-IR- Database Guide
-IR- Database: Indiana Register

DEPARTMENT OF STATE REVENUE
04-20160588R.MOD

Memorandum of Decision Number: 04-20160588R
Use Tax
For Tax Year 2016


NOTICE: IC § 6-8.1-3-3.5 and IC § 4-22-7-7 require the publication of this document in the Indiana Register. This document provides the general public with information about the Department's official position concerning a specific set of facts and issues. This document is effective as of its date of publication and remains in effect until the date it is superseded or deleted by the publication of another document in the Indiana Register. The "Holding" section of this document is provided for the convenience of the reader and is not part of the analysis contained in this Memorandum of Decision.

HOLDING

Boat Club was able to provide sufficient documentation and explanation showing that tangible personal property ("TPP") rented to Taxpayer customers (members) was subjected to sales tax on the amount of monthly membership dues. Taxpayer further provided sufficient documentation that it paid sales tax to the BMV in order to register the TPP in question in Indiana. Accordingly, Taxpayer is entitled to a refund of the amount of sales tax paid to the BMV.

ISSUE

I. Sale Tax–Imposition.

Authority: IC § 6-2.5-2-1; IC § 6-8.1-5-1; IC § 6-2.5-1-21; Indiana Dept. of State Revenue v. Rent-A-Center East, Inc., 963 N.E.2d 463 (Ind. 2012); Lafayette Square Amoco, Inc. v. Indiana Dept. of State Revenue, 867 N.E.2d 289 (Ind. T.C. 2007); Dept. of State Revenue v. Caterpillar, Inc., 15 N.E.3d 579 (Ind. 2014); Chrysler Grp., LLC v. Review Bd. of Ind. Dept. of Workforce Dev., 960 N.E.2d 118 (Ind. 2012); AWHR Am.'s Water Heater Rentals, LLC v. Indiana Dept. of State Revenue, 941 N.E.2d 573 (Ind. T.C. 2010); Mason Metals Co. v. Indiana Dept. of State Revenue, 590 N.E.2d 672 (Ind. T.C. 1992); Bethlehem Steel Corp. v. Indiana Dept. of State Revenue, 597 N.E.2d 1327 (Ind. T.C. 1992); 45 IAC 2.2-3-4; 45 IAC 2.2-3-6; 45 IAC 2.2-4-27; IC § 6-2.5-5-8.

### [Goal 1]
In the use tax memorandum, to which agency did Taxpayer pay sales tax to register the property in Indiana?
### [Goal 2]
Continue the use tax memorandum from the point after its list of authorities.

### [Dataset extract]
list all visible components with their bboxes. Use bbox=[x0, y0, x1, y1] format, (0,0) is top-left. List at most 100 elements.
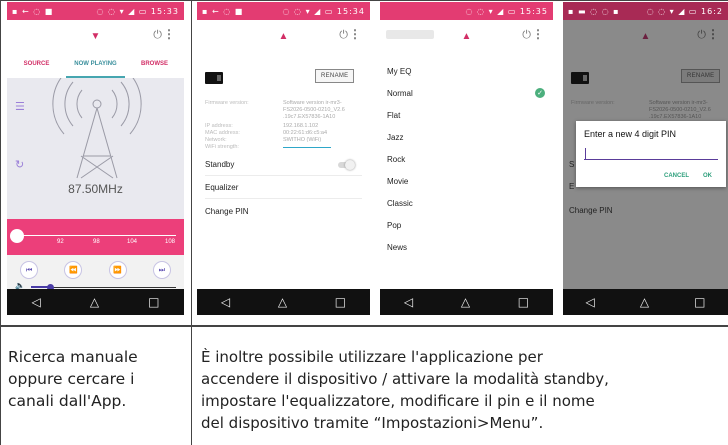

### [Exercise output 1]
The BMV.

### [Exercise output 2]
Taxpayer protests the denial of its tax refund claim.

STATEMENT OF FACTS

Taxpayer is a members only boating club operating in Indiana. Taxpayer purchased a boat without paying sales tax at the time of the purchase. Taxpayer went to register the boat in Indiana. The Bureau of Motor Vehicles ("BMV") determined that during the tax year 2016 Taxpayer purchased a boat without paying sales tax at the time of purchase. The BMV required Taxpayer to pay sales tax on the boat in order to register the boat in Indiana. Taxpayer claimed a refund of sales tax from the Indiana Department of Revenue ("Department") because Taxpayer was denied the refund because the Department concluded that the boat in question was not purchased for resale and was not specifically being rented to a customer. Taxpayer argues that it pays sales tax on the membership dues and its boat is exempt from sales tax under the rental exemption. Taxpayer timely protested the refund denial. An administrative hearing was held. This Memorandum of Decision results. Further facts will be supplied as required.

I. Sale Tax–Imposition.

DISCUSSION

Taxpayer requests a refund of sales tax it paid on its purchase of a boat in 2016. The Department determined that no sales tax was paid at the time of the initial sale of the TPP and, therefore, sales tax was properly paid at the BMV when Taxpayer registered the boat. Taxpayer states that it is a boat rental business, operating in Indiana, with customers ("members") who are responsible for paying dues on a monthly basis. The boat at issue was used exclusively for leasing to members. Taxpayer further states that sales tax has been collected and remitted to the State on its members' dues. Dues are paid monthly. Sales tax is applied to the total amount of each customer's membership dues. Taxpayer argues that the TPP has been subjected to sales tax in the form of membership dues, rendering duplicative the sales tax paid by Taxpayer to the BMV. Accordingly, Taxpayer requests a refund of sales tax paid by Taxpayer at the BMV for the TPP in question.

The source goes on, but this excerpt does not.